MATERIAL –
.....

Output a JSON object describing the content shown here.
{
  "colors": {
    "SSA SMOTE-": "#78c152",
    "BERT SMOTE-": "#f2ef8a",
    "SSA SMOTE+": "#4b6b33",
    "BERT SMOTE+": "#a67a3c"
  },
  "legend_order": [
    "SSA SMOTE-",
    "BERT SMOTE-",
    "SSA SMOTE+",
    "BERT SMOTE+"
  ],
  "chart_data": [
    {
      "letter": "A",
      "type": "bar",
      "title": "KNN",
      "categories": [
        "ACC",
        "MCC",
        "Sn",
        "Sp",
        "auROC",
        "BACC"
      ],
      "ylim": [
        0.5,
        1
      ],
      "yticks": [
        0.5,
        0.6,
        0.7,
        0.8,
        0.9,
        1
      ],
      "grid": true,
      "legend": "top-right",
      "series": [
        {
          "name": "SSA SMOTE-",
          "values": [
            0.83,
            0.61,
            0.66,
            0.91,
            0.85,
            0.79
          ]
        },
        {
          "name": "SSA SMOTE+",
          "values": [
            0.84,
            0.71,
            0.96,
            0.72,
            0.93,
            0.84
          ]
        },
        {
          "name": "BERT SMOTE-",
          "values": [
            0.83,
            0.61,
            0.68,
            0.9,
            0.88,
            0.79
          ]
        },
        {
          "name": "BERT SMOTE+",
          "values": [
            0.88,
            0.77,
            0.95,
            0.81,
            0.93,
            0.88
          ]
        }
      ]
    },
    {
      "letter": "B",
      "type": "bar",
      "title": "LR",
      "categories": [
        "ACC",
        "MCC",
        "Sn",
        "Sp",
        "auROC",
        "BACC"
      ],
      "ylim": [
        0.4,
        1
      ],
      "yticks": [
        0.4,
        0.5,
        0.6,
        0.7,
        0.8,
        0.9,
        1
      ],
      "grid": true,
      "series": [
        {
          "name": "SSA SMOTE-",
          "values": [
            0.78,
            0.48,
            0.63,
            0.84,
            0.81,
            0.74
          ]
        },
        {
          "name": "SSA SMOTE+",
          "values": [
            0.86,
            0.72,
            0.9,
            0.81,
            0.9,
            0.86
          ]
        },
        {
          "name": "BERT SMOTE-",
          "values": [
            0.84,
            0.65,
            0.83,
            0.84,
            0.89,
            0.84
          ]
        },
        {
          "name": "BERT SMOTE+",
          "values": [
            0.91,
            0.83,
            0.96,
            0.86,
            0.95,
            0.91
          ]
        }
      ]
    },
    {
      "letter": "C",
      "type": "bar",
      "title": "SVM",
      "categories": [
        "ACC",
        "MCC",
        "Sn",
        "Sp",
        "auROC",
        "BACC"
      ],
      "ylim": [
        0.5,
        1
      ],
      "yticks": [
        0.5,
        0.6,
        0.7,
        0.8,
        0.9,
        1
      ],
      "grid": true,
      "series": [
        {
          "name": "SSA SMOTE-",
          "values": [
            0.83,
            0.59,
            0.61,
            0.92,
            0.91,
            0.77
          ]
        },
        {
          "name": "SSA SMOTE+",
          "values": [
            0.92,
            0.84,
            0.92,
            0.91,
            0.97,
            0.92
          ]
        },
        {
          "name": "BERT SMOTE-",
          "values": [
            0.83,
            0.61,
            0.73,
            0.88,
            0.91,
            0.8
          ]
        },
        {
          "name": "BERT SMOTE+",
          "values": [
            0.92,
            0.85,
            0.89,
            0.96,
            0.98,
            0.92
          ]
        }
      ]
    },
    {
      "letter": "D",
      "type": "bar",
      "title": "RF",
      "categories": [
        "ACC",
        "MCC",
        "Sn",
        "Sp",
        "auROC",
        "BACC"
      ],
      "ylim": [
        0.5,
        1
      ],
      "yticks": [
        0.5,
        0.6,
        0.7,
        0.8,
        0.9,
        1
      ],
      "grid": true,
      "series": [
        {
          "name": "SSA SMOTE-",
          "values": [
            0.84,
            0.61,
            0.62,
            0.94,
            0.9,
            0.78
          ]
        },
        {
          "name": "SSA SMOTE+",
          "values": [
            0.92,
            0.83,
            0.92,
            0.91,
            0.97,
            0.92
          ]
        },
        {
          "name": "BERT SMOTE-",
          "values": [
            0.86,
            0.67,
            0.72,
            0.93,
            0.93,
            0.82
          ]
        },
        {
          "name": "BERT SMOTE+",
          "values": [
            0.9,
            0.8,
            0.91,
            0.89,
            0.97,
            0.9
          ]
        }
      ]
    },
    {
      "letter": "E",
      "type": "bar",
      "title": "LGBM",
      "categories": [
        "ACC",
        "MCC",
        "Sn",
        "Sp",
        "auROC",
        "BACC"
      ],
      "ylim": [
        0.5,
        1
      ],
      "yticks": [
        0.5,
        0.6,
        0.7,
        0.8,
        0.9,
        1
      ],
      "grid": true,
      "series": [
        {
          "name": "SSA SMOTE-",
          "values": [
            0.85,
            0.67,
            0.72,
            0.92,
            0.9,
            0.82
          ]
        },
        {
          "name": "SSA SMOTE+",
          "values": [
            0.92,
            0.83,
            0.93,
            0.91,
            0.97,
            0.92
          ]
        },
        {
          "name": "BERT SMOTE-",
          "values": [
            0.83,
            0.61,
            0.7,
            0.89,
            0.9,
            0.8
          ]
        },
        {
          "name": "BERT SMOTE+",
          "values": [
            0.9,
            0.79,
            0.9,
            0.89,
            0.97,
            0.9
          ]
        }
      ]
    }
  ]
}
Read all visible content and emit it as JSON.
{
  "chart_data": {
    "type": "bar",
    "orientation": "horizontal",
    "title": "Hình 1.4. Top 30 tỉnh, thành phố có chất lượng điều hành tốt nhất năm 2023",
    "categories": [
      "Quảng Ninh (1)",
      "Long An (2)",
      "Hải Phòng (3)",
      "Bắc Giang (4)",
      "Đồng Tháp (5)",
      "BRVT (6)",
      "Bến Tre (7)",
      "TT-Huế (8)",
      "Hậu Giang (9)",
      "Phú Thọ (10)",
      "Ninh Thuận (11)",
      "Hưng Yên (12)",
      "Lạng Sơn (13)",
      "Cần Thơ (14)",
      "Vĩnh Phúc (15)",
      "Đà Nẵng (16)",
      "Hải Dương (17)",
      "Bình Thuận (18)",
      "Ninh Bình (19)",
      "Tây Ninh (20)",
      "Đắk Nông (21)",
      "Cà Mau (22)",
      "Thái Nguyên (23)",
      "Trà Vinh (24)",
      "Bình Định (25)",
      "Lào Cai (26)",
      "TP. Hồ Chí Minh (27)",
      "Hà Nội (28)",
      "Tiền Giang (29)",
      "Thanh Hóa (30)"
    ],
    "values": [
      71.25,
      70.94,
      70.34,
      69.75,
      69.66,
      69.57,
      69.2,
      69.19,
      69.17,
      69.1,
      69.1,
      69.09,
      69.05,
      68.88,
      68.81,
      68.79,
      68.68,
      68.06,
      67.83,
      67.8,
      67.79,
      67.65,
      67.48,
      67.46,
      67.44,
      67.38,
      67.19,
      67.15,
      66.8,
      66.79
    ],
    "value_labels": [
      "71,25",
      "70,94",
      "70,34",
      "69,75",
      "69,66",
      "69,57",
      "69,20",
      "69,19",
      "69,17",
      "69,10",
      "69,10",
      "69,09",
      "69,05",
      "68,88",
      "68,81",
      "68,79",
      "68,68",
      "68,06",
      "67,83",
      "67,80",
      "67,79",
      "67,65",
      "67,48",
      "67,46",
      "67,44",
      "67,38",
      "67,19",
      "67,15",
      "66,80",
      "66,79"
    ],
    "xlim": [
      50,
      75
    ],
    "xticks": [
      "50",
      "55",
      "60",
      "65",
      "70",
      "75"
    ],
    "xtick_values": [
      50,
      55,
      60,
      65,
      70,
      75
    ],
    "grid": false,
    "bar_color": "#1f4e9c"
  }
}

.....

WHAT TO WORK ON – Go through the material above and copy each line that has the word "Bình".

EXERCISE SOLUTION –
      "Bình Thuận (18)",
      "Ninh Bình (19)",
      "Bình Định (25)",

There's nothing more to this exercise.